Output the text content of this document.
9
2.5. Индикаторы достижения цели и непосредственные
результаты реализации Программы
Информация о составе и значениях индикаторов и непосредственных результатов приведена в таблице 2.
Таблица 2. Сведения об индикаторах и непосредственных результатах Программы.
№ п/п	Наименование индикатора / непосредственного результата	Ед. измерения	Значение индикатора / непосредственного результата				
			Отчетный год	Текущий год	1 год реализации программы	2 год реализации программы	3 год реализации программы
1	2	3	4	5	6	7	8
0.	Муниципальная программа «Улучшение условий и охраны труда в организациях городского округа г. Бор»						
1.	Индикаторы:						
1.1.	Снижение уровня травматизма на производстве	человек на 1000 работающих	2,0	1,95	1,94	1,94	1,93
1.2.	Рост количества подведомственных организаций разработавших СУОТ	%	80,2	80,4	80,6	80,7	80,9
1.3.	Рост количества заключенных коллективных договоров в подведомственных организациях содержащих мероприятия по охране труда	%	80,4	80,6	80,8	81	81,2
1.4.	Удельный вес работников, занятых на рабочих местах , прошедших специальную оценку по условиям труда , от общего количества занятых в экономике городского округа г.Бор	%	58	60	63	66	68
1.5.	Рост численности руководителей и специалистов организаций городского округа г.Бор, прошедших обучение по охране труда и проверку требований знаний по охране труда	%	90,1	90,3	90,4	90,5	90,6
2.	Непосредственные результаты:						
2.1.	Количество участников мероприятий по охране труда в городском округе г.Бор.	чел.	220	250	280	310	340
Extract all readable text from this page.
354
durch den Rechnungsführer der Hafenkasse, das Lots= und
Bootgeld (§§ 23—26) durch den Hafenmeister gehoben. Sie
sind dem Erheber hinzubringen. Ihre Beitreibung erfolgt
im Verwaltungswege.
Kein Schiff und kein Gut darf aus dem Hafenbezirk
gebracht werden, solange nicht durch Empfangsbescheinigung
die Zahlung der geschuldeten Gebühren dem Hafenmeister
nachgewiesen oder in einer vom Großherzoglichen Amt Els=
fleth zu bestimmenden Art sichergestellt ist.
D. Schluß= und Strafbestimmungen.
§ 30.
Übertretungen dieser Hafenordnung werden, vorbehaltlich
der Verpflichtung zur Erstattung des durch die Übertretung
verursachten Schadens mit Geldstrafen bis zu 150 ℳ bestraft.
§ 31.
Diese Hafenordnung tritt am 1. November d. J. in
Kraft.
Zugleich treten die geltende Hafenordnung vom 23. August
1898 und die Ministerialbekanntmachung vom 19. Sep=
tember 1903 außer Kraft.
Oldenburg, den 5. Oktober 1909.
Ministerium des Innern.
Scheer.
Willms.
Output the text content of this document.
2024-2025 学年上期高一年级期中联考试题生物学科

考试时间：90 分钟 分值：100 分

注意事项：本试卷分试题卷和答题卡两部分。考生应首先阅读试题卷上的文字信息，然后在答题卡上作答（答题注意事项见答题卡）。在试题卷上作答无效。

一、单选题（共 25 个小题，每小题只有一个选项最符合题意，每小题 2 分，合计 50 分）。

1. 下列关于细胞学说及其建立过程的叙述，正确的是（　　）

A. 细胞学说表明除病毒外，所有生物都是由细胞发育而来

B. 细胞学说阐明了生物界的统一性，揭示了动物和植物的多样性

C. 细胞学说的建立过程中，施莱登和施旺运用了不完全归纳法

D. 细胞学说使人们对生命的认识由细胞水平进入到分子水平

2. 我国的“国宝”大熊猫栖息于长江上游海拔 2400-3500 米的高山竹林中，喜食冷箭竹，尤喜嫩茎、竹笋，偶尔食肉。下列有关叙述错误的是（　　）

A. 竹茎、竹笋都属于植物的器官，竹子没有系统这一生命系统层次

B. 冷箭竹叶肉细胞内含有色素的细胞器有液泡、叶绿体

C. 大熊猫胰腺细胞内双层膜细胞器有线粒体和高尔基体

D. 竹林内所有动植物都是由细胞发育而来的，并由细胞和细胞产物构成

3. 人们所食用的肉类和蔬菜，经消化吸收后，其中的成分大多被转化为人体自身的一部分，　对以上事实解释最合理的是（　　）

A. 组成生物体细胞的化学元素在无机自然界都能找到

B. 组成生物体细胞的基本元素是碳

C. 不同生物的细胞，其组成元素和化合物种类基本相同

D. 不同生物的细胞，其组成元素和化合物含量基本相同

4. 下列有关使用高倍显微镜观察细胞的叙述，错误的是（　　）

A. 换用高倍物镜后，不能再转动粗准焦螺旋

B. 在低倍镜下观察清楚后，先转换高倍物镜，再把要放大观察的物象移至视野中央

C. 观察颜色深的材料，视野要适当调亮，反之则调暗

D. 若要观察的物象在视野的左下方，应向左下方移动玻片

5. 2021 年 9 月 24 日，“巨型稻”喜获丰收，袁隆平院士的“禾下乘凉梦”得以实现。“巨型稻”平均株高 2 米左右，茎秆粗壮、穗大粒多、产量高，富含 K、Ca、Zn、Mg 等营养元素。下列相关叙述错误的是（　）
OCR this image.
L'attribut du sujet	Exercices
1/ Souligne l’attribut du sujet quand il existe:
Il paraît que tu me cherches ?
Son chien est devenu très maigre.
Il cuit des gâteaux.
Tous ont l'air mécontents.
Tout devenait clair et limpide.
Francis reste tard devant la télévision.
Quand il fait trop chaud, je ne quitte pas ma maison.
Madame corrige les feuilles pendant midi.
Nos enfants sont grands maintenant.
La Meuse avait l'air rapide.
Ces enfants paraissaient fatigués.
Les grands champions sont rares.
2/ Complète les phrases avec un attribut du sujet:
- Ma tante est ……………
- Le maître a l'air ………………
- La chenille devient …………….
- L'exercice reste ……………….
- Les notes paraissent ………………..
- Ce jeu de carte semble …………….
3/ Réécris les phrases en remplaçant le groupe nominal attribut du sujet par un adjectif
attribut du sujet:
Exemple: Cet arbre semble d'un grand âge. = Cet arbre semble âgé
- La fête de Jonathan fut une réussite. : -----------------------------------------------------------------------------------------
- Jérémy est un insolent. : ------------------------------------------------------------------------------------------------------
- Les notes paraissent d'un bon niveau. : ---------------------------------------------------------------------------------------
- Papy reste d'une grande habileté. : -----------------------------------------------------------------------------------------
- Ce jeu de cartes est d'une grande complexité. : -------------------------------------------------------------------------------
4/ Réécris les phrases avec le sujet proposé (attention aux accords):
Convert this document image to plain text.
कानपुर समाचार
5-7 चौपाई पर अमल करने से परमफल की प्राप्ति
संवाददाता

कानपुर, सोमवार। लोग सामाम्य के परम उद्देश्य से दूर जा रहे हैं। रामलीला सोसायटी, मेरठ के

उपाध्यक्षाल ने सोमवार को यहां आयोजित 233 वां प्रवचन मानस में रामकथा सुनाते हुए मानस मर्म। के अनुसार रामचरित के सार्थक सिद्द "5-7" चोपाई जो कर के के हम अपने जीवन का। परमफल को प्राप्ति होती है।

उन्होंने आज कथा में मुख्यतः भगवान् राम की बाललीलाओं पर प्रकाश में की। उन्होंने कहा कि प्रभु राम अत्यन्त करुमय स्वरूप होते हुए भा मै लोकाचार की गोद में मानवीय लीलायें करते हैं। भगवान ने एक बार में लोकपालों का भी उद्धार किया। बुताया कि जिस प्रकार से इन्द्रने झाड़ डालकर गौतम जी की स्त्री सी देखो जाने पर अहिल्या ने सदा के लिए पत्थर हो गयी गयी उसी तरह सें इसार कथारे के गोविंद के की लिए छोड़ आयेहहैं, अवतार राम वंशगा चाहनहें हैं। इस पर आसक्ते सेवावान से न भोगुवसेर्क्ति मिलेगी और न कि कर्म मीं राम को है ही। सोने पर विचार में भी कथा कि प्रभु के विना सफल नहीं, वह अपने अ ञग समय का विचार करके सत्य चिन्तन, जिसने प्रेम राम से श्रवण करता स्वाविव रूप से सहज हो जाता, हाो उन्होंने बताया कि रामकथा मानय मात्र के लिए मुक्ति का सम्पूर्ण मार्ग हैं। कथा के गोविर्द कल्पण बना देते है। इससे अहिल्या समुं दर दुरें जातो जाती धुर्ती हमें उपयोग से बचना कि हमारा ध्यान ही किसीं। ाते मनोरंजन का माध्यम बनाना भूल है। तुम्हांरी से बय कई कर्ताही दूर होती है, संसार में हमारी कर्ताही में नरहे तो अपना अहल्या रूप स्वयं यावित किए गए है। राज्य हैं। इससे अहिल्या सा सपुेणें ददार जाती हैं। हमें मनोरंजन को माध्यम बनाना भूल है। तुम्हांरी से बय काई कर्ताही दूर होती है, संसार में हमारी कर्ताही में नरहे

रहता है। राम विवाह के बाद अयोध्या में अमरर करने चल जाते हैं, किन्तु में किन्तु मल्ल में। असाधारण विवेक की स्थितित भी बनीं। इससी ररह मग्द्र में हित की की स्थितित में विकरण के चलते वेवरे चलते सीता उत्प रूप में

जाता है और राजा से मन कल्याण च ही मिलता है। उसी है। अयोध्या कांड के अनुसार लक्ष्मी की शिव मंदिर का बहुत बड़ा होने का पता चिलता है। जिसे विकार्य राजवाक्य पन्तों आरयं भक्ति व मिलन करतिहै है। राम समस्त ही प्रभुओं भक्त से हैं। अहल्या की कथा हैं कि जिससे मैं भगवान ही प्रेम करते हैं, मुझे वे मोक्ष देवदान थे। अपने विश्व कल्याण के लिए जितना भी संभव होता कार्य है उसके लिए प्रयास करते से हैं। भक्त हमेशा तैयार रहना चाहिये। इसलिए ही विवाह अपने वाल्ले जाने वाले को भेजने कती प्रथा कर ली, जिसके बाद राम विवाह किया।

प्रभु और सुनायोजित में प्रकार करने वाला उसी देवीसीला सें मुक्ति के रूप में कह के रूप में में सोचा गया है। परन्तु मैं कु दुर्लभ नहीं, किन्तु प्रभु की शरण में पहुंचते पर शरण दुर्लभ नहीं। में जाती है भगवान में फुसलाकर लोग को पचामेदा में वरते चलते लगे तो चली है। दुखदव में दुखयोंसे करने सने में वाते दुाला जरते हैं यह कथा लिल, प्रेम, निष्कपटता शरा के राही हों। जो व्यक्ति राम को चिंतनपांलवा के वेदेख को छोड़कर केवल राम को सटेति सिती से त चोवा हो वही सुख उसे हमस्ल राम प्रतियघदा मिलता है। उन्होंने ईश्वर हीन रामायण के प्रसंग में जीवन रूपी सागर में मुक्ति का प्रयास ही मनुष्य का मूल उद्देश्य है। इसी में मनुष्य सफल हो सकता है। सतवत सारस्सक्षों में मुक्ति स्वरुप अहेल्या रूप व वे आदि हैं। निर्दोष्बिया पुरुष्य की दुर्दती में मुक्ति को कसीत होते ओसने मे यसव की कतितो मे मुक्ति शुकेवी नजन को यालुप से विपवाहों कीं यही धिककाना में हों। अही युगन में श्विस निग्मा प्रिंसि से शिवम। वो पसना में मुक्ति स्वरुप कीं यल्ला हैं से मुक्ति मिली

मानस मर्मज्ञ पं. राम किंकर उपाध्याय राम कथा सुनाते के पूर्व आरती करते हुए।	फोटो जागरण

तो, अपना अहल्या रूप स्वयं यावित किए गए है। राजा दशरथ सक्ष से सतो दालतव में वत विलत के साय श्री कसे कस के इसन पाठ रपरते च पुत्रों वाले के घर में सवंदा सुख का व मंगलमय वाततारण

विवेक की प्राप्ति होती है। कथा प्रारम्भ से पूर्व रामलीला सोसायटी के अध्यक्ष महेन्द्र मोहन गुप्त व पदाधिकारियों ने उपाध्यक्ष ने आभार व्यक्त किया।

Short task: Identify the lines in the entries above that contain "реализации", then copy them out.

Correct answer:
результаты реализации Программы
			Отчетный год	Текущий год	1 год реализации программы	2 год реализации программы	3 год реализации программы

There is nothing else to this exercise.